● WRITTEN INSTRUCTION: Could you format all of the data below as a numbered list, skipping blank lines and leaving out the pictures?

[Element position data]

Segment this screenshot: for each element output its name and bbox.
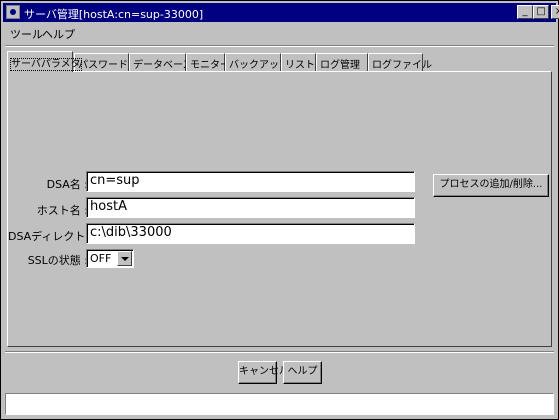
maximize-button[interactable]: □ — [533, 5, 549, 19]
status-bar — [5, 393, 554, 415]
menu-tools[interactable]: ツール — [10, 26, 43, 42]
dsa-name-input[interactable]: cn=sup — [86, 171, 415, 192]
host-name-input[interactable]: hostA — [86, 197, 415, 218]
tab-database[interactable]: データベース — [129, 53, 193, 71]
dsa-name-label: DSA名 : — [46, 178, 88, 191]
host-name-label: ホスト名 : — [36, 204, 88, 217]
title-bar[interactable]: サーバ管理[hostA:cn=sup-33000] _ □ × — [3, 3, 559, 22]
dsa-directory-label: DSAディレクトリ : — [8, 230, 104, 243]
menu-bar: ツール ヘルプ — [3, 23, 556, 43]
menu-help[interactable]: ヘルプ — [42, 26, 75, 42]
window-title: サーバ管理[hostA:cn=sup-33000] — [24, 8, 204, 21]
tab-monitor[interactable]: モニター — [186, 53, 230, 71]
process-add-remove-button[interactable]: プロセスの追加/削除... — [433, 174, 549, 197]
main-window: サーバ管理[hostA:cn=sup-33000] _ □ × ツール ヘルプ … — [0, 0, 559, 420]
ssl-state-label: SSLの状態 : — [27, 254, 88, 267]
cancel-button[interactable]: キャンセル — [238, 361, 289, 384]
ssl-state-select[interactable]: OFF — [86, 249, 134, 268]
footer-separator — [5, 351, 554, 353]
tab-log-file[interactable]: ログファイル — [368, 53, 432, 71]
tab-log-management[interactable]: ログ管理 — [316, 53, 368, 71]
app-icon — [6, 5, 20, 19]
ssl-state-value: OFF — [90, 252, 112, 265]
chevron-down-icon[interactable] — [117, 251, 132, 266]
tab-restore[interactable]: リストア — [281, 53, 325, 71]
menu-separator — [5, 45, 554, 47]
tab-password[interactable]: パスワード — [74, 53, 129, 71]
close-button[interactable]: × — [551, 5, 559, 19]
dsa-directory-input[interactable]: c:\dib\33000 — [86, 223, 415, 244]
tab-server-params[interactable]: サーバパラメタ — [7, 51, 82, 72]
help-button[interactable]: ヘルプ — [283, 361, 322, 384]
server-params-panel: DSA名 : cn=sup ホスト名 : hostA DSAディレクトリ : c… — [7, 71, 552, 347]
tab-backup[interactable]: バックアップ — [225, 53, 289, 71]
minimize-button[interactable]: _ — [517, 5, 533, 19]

● ANSWER TO THE PROBLEM:
1. Segment this screenshot: for each element output its name and bbox.
2. maximize-button[interactable]: □ — [533, 5, 549, 19]
3. status-bar — [5, 393, 554, 415]
4. menu-tools[interactable]: ツール — [10, 26, 43, 42]
5. dsa-name-input[interactable]: cn=sup — [86, 171, 415, 192]
6. host-name-input[interactable]: hostA — [86, 197, 415, 218]
7. tab-database[interactable]: データベース — [129, 53, 193, 71]
8. dsa-name-label: DSA名 : — [46, 178, 88, 191]
9. host-name-label: ホスト名 : — [36, 204, 88, 217]
10. title-bar[interactable]: サーバ管理[hostA:cn=sup-33000] _ □ × — [3, 3, 559, 22]
11. dsa-directory-label: DSAディレクトリ : — [8, 230, 104, 243]
12. menu-bar: ツール ヘルプ — [3, 23, 556, 43]
13. menu-help[interactable]: ヘルプ — [42, 26, 75, 42]
14. window-title: サーバ管理[hostA:cn=sup-33000] — [24, 8, 204, 21]
15. tab-monitor[interactable]: モニター — [186, 53, 230, 71]
16. process-add-remove-button[interactable]: プロセスの追加/削除... — [433, 174, 549, 197]
17. main-window: サーバ管理[hostA:cn=sup-33000] _ □ × ツール ヘルプ … — [0, 0, 559, 420]
18. ssl-state-label: SSLの状態 : — [27, 254, 88, 267]
19. cancel-button[interactable]: キャンセル — [238, 361, 289, 384]
20. ssl-state-select[interactable]: OFF — [86, 249, 134, 268]
21. footer-separator — [5, 351, 554, 353]
22. tab-log-file[interactable]: ログファイル — [368, 53, 432, 71]
23. tab-log-management[interactable]: ログ管理 — [316, 53, 368, 71]
24. app-icon — [6, 5, 20, 19]
25. ssl-state-value: OFF — [90, 252, 112, 265]
26. chevron-down-icon[interactable] — [117, 251, 132, 266]
27. tab-restore[interactable]: リストア — [281, 53, 325, 71]
28. menu-separator — [5, 45, 554, 47]
29. tab-password[interactable]: パスワード — [74, 53, 129, 71]
30. close-button[interactable]: × — [551, 5, 559, 19]
31. dsa-directory-input[interactable]: c:\dib\33000 — [86, 223, 415, 244]
32. tab-server-params[interactable]: サーバパラメタ — [7, 51, 82, 72]
33. help-button[interactable]: ヘルプ — [283, 361, 322, 384]
34. server-params-panel: DSA名 : cn=sup ホスト名 : hostA DSAディレクトリ : c… — [7, 71, 552, 347]
35. tab-backup[interactable]: バックアップ — [225, 53, 289, 71]
36. minimize-button[interactable]: _ — [517, 5, 533, 19]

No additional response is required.